** START OF Input data **

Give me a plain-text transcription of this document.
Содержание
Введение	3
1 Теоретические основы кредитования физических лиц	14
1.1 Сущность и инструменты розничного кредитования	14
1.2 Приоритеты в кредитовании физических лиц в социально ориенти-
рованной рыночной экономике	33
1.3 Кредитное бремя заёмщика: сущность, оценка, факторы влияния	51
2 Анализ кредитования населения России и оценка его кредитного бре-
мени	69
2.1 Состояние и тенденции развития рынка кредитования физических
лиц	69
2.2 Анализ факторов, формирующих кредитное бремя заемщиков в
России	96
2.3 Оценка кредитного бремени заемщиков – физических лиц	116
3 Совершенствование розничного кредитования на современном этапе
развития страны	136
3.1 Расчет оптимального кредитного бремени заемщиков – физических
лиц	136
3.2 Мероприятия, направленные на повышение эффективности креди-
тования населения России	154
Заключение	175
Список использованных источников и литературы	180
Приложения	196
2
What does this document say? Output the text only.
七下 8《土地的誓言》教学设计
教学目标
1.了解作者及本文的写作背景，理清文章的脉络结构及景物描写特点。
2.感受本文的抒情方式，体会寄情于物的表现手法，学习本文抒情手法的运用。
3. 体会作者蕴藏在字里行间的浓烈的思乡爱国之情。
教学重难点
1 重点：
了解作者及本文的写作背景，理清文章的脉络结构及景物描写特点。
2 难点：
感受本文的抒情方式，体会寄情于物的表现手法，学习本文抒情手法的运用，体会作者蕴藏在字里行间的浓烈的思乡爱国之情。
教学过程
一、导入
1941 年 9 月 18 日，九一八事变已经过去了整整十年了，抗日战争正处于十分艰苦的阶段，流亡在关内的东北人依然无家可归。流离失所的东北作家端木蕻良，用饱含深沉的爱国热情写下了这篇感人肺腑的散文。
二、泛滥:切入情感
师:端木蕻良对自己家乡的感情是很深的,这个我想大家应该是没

** END OF Input data **

■ What to produce:
Of the lines in the records, determine how many contain the word "кредитного", and report that number alone.

■ Response to this exercise:
3